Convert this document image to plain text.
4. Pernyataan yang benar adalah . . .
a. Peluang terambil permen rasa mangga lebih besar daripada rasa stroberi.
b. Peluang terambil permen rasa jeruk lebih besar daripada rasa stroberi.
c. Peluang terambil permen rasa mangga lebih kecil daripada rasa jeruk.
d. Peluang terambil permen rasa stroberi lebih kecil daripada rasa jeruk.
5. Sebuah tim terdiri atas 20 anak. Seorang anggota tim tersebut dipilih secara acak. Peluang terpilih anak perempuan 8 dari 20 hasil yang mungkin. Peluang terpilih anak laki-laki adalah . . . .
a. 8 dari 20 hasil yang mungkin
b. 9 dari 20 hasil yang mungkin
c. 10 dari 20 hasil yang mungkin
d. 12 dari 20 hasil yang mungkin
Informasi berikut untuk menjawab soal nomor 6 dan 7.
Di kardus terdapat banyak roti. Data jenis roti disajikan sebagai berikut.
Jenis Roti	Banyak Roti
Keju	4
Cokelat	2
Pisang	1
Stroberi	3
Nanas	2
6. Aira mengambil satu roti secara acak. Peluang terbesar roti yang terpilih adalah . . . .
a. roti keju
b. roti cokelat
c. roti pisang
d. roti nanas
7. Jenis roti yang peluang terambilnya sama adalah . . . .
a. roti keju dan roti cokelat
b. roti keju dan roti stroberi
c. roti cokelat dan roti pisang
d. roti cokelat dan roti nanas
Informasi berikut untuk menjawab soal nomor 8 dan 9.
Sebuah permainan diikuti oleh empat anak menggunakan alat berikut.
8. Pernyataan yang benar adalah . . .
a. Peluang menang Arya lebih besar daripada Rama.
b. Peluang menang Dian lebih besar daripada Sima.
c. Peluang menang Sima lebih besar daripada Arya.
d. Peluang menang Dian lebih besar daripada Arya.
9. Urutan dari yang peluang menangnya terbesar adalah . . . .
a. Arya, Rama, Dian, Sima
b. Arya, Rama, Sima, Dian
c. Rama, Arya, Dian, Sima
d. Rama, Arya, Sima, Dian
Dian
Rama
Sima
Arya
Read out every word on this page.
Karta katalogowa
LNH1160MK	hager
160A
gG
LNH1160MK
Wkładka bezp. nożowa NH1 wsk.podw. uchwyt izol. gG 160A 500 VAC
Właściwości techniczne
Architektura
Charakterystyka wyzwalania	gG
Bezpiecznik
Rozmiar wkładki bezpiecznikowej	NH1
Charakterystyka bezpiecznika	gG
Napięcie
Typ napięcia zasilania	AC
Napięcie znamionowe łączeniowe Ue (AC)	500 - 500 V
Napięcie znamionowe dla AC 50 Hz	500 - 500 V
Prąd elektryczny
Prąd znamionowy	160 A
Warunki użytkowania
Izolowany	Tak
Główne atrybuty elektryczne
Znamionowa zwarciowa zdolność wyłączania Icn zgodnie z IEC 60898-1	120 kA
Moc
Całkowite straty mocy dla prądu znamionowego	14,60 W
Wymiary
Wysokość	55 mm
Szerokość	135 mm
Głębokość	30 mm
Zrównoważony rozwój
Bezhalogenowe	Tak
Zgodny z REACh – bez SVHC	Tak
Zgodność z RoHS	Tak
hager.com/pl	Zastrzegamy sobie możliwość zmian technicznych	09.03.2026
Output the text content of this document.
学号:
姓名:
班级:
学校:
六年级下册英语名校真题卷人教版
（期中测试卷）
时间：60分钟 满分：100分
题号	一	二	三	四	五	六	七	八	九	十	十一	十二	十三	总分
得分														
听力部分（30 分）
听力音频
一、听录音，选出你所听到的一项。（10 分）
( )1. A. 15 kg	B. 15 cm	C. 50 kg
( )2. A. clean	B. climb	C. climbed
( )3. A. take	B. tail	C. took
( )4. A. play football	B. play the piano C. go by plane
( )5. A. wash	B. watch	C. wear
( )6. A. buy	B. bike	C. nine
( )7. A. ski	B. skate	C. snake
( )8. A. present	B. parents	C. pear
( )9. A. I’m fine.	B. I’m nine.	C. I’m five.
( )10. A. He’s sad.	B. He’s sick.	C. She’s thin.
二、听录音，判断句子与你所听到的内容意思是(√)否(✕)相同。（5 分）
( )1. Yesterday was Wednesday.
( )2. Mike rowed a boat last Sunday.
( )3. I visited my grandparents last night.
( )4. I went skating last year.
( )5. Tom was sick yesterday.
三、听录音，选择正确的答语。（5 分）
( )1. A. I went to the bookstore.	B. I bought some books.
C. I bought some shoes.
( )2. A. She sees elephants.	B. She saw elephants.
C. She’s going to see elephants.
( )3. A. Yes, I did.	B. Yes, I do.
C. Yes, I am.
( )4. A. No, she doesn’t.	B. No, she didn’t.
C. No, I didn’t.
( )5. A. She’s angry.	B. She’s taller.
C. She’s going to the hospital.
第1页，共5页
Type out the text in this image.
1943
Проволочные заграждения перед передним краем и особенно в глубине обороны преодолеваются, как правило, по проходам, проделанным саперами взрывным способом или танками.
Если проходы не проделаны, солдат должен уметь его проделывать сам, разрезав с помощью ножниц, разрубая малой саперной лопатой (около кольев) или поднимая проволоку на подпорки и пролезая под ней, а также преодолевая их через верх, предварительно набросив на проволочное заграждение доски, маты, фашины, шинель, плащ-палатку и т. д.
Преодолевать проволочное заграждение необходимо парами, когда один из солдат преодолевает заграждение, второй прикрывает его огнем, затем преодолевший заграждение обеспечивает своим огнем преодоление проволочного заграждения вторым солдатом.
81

#### [Problem]
Return every line containing "elephants".

#### [Task answer]
( )2. A. She sees elephants.	B. She saw elephants.
C. She’s going to see elephants.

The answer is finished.